WHAT YOU NEED TO DO:
The entries need to be copied exactly.

── RAW RECORDS

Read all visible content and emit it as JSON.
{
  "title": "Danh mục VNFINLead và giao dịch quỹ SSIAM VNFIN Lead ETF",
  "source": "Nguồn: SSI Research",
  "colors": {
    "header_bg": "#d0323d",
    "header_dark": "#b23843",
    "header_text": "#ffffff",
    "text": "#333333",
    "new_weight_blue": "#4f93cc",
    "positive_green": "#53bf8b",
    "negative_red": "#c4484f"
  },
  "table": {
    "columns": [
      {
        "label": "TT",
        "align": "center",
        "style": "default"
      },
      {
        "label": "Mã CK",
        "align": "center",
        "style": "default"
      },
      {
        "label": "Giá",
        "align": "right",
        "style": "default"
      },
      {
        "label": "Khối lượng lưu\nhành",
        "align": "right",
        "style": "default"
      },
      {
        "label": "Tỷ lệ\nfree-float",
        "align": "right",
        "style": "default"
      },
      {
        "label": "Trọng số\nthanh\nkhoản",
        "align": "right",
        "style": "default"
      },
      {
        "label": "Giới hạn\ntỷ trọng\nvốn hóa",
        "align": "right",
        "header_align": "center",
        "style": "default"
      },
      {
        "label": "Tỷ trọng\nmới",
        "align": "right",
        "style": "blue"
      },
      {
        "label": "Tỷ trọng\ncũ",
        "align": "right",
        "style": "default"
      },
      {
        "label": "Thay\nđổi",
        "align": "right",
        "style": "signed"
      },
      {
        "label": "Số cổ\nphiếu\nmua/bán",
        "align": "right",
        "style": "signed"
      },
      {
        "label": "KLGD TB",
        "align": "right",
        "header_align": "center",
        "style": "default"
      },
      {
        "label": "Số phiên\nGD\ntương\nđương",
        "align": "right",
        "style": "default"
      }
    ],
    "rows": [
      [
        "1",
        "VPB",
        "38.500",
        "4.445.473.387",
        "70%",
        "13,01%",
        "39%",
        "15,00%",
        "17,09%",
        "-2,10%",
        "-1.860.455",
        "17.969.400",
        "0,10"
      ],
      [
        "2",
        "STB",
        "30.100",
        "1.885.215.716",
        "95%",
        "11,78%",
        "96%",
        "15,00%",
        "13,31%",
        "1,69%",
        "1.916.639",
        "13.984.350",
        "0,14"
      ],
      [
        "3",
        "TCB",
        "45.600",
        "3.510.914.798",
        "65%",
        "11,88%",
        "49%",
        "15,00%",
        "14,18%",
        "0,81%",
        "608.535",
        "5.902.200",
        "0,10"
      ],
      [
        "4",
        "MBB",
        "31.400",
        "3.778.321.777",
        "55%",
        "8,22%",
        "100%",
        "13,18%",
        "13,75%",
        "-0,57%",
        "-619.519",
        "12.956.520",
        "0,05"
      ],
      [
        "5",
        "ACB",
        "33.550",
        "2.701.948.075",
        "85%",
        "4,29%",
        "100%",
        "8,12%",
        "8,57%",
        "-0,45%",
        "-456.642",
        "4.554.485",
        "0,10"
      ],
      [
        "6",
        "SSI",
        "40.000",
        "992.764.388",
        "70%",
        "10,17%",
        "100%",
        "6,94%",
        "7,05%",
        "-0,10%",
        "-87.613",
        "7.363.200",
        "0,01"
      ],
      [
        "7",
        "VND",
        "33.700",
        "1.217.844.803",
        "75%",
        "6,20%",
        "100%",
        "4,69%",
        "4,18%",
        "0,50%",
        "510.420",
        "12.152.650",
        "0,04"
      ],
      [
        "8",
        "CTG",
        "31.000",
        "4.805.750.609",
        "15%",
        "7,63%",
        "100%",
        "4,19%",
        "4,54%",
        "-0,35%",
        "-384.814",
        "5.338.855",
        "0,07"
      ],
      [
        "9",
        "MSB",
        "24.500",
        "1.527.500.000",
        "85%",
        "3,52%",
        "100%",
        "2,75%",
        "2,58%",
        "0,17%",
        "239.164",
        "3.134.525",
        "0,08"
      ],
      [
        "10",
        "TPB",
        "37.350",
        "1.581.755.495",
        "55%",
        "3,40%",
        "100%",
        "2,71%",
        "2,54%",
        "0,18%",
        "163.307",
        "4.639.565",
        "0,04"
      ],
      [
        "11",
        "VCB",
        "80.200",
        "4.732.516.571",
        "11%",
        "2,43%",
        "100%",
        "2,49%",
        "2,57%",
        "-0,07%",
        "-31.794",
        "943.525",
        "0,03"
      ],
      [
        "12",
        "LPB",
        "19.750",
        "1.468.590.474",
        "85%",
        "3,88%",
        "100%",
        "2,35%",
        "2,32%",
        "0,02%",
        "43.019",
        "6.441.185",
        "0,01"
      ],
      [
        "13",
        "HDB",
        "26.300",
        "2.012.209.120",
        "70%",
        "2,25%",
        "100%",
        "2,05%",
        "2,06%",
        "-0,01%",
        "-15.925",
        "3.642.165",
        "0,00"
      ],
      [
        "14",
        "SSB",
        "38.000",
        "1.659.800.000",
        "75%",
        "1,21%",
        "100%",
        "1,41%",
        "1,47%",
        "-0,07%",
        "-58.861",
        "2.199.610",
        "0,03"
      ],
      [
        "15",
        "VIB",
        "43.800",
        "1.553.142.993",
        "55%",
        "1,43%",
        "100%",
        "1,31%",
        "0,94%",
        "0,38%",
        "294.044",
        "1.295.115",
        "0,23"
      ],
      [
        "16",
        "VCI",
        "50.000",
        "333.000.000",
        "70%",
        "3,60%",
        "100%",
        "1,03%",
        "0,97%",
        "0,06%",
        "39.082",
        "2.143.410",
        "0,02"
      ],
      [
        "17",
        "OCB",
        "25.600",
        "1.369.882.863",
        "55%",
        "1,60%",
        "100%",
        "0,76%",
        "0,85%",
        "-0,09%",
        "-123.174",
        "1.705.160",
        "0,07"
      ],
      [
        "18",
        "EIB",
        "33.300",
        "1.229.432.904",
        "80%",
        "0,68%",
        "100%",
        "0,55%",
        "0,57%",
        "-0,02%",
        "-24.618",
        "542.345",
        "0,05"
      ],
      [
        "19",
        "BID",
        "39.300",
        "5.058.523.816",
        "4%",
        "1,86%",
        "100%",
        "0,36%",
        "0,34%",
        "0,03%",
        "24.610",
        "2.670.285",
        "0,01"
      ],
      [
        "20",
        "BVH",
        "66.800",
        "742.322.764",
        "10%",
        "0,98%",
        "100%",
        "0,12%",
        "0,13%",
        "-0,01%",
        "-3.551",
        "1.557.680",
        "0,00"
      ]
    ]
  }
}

────

EXERCISE RESPONSE:
Read all visible content and emit it as JSON.
{
  "title": "Danh mục VNFINLead và giao dịch quỹ SSIAM VNFIN Lead ETF",
  "source": "Nguồn: SSI Research",
  "colors": {
    "header_bg": "#d0323d",
    "header_dark": "#b23843",
    "header_text": "#ffffff",
    "text": "#333333",
    "new_weight_blue": "#4f93cc",
    "positive_green": "#53bf8b",
    "negative_red": "#c4484f"
  },
  "table": {
    "columns": [
      {
        "label": "TT",
        "align": "center",
        "style": "default"
      },
      {
        "label": "Mã CK",
        "align": "center",
        "style": "default"
      },
      {
        "label": "Giá",
        "align": "right",
        "style": "default"
      },
      {
        "label": "Khối lượng lưu\nhành",
        "align": "right",
        "style": "default"
      },
      {
        "label": "Tỷ lệ\nfree-float",
        "align": "right",
        "style": "default"
      },
      {
        "label": "Trọng số\nthanh\nkhoản",
        "align": "right",
        "style": "default"
      },
      {
        "label": "Giới hạn\ntỷ trọng\nvốn hóa",
        "align": "right",
        "header_align": "center",
        "style": "default"
      },
      {
        "label": "Tỷ trọng\nmới",
        "align": "right",
        "style": "blue"
      },
      {
        "label": "Tỷ trọng\ncũ",
        "align": "right",
        "style": "default"
      },
      {
        "label": "Thay\nđổi",
        "align": "right",
        "style": "signed"
      },
      {
        "label": "Số cổ\nphiếu\nmua/bán",
        "align": "right",
        "style": "signed"
      },
      {
        "label": "KLGD TB",
        "align": "right",
        "header_align": "center",
        "style": "default"
      },
      {
        "label": "Số phiên\nGD\ntương\nđương",
        "align": "right",
        "style": "default"
      }
    ],
    "rows": [
      [
        "1",
        "VPB",
        "38.500",
        "4.445.473.387",
        "70%",
        "13,01%",
        "39%",
        "15,00%",
        "17,09%",
        "-2,10%",
        "-1.860.455",
        "17.969.400",
        "0,10"
      ],
      [
        "2",
        "STB",
        "30.100",
        "1.885.215.716",
        "95%",
        "11,78%",
        "96%",
        "15,00%",
        "13,31%",
        "1,69%",
        "1.916.639",
        "13.984.350",
        "0,14"
      ],
      [
        "3",
        "TCB",
        "45.600",
        "3.510.914.798",
        "65%",
        "11,88%",
        "49%",
        "15,00%",
        "14,18%",
        "0,81%",
        "608.535",
        "5.902.200",
        "0,10"
      ],
      [
        "4",
        "MBB",
        "31.400",
        "3.778.321.777",
        "55%",
        "8,22%",
        "100%",
        "13,18%",
        "13,75%",
        "-0,57%",
        "-619.519",
        "12.956.520",
        "0,05"
      ],
      [
        "5",
        "ACB",
        "33.550",
        "2.701.948.075",
        "85%",
        "4,29%",
        "100%",
        "8,12%",
        "8,57%",
        "-0,45%",
        "-456.642",
        "4.554.485",
        "0,10"
      ],
      [
        "6",
        "SSI",
        "40.000",
        "992.764.388",
        "70%",
        "10,17%",
        "100%",
        "6,94%",
        "7,05%",
        "-0,10%",
        "-87.613",
        "7.363.200",
        "0,01"
      ],
      [
        "7",
        "VND",
        "33.700",
        "1.217.844.803",
        "75%",
        "6,20%",
        "100%",
        "4,69%",
        "4,18%",
        "0,50%",
        "510.420",
        "12.152.650",
        "0,04"
      ],
      [
        "8",
        "CTG",
        "31.000",
        "4.805.750.609",
        "15%",
        "7,63%",
        "100%",
        "4,19%",
        "4,54%",
        "-0,35%",
        "-384.814",
        "5.338.855",
        "0,07"
      ],
      [
        "9",
        "MSB",
        "24.500",
        "1.527.500.000",
        "85%",
        "3,52%",
        "100%",
        "2,75%",
        "2,58%",
        "0,17%",
        "239.164",
        "3.134.525",
        "0,08"
      ],
      [
        "10",
        "TPB",
        "37.350",
        "1.581.755.495",
        "55%",
        "3,40%",
        "100%",
        "2,71%",
        "2,54%",
        "0,18%",
        "163.307",
        "4.639.565",
        "0,04"
      ],
      [
        "11",
        "VCB",
        "80.200",
        "4.732.516.571",
        "11%",
        "2,43%",
        "100%",
        "2,49%",
        "2,57%",
        "-0,07%",
        "-31.794",
        "943.525",
        "0,03"
      ],
      [
        "12",
        "LPB",
        "19.750",
        "1.468.590.474",
        "85%",
        "3,88%",
        "100%",
        "2,35%",
        "2,32%",
        "0,02%",
        "43.019",
        "6.441.185",
        "0,01"
      ],
      [
        "13",
        "HDB",
        "26.300",
        "2.012.209.120",
        "70%",
        "2,25%",
        "100%",
        "2,05%",
        "2,06%",
        "-0,01%",
        "-15.925",
        "3.642.165",
        "0,00"
      ],
      [
        "14",
        "SSB",
        "38.000",
        "1.659.800.000",
        "75%",
        "1,21%",
        "100%",
        "1,41%",
        "1,47%",
        "-0,07%",
        "-58.861",
        "2.199.610",
        "0,03"
      ],
      [
        "15",
        "VIB",
        "43.800",
        "1.553.142.993",
        "55%",
        "1,43%",
        "100%",
        "1,31%",
        "0,94%",
        "0,38%",
        "294.044",
        "1.295.115",
        "0,23"
      ],
      [
        "16",
        "VCI",
        "50.000",
        "333.000.000",
        "70%",
        "3,60%",
        "100%",
        "1,03%",
        "0,97%",
        "0,06%",
        "39.082",
        "2.143.410",
        "0,02"
      ],
      [
        "17",
        "OCB",
        "25.600",
        "1.369.882.863",
        "55%",
        "1,60%",
        "100%",
        "0,76%",
        "0,85%",
        "-0,09%",
        "-123.174",
        "1.705.160",
        "0,07"
      ],
      [
        "18",
        "EIB",
        "33.300",
        "1.229.432.904",
        "80%",
        "0,68%",
        "100%",
        "0,55%",
        "0,57%",
        "-0,02%",
        "-24.618",
        "542.345",
        "0,05"
      ],
      [
        "19",
        "BID",
        "39.300",
        "5.058.523.816",
        "4%",
        "1,86%",
        "100%",
        "0,36%",
        "0,34%",
        "0,03%",
        "24.610",
        "2.670.285",
        "0,01"
      ],
      [
        "20",
        "BVH",
        "66.800",
        "742.322.764",
        "10%",
        "0,98%",
        "100%",
        "0,12%",
        "0,13%",
        "-0,01%",
        "-3.551",
        "1.557.680",
        "0,00"
      ]
    ]
  }
}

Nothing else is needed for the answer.